--- Data shown ---

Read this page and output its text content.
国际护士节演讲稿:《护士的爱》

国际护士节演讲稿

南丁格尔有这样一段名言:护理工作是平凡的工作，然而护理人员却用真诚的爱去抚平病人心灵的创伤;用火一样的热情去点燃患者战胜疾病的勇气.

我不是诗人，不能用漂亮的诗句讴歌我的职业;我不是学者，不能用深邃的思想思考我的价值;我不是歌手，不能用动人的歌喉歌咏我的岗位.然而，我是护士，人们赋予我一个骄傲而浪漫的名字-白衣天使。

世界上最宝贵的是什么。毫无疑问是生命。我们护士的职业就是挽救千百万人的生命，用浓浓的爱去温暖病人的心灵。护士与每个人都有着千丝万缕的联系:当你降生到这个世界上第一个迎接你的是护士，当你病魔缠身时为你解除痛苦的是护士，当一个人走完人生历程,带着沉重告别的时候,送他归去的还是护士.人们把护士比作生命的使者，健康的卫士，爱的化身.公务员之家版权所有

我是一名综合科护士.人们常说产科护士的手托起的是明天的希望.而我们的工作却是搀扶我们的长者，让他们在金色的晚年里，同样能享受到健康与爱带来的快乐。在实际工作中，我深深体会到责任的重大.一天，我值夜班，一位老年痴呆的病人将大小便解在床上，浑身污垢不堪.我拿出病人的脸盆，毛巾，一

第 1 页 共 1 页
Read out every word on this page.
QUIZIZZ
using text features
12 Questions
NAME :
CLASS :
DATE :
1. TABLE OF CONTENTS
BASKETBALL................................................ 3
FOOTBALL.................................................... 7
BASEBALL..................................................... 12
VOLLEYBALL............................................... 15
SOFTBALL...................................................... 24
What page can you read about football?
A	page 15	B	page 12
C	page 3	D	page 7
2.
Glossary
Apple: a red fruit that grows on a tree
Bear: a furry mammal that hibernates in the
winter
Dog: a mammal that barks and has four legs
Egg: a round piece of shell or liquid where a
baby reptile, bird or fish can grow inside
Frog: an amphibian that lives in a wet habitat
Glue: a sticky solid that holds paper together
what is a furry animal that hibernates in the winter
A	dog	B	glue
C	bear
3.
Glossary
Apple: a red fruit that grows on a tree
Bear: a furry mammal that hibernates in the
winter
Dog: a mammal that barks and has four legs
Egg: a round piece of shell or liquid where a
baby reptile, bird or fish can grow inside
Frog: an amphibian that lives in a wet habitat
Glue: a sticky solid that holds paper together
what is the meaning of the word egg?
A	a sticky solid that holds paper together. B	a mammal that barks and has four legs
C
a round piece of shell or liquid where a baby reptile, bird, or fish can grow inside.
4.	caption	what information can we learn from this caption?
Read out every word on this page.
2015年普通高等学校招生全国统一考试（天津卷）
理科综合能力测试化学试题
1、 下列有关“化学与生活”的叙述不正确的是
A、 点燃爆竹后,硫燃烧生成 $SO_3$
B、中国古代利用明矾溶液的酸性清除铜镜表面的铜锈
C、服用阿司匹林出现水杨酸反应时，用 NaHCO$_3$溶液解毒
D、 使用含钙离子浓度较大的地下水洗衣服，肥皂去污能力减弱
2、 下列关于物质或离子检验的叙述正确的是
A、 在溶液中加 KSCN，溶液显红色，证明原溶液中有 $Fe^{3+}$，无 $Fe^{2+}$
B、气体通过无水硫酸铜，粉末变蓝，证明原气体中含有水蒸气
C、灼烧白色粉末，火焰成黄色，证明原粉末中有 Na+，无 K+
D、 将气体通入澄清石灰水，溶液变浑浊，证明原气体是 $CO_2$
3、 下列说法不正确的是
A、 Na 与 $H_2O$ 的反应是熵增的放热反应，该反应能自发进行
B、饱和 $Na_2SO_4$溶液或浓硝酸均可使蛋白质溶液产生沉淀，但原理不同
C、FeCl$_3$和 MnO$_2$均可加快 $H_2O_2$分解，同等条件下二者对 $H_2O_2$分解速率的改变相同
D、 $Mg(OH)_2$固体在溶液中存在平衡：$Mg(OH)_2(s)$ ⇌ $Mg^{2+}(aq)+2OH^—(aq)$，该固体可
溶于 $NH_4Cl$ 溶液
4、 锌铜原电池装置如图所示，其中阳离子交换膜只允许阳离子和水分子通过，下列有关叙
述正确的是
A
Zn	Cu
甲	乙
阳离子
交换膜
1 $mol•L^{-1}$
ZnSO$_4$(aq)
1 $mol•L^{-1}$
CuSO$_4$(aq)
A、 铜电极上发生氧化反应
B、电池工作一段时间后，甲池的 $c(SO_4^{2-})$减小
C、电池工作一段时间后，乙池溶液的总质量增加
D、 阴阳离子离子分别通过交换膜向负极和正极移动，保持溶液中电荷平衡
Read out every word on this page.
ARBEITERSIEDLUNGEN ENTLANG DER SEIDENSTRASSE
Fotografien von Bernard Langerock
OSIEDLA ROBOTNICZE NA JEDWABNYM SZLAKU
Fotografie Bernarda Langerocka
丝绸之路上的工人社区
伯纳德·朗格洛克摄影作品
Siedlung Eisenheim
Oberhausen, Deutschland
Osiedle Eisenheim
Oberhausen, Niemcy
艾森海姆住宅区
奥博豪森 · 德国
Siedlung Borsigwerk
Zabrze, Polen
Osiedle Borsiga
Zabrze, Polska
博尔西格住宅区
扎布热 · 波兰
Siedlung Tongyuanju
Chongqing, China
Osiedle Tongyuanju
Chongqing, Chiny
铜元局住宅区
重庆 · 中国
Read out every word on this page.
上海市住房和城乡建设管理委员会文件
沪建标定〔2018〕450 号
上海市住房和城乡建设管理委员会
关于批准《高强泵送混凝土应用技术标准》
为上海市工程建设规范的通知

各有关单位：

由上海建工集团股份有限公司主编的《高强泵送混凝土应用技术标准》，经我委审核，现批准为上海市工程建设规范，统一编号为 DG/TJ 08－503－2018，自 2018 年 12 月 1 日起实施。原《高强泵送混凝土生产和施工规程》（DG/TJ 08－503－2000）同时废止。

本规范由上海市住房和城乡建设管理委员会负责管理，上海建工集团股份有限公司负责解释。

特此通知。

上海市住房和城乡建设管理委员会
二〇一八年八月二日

---

▸ **What the task asks**: From the data above, copy each line that has the string "电池工作一段时间后".

▸ **Worked solution**:
B、电池工作一段时间后，甲池的 $c(SO_4^{2-})$减小
C、电池工作一段时间后，乙池溶液的总质量增加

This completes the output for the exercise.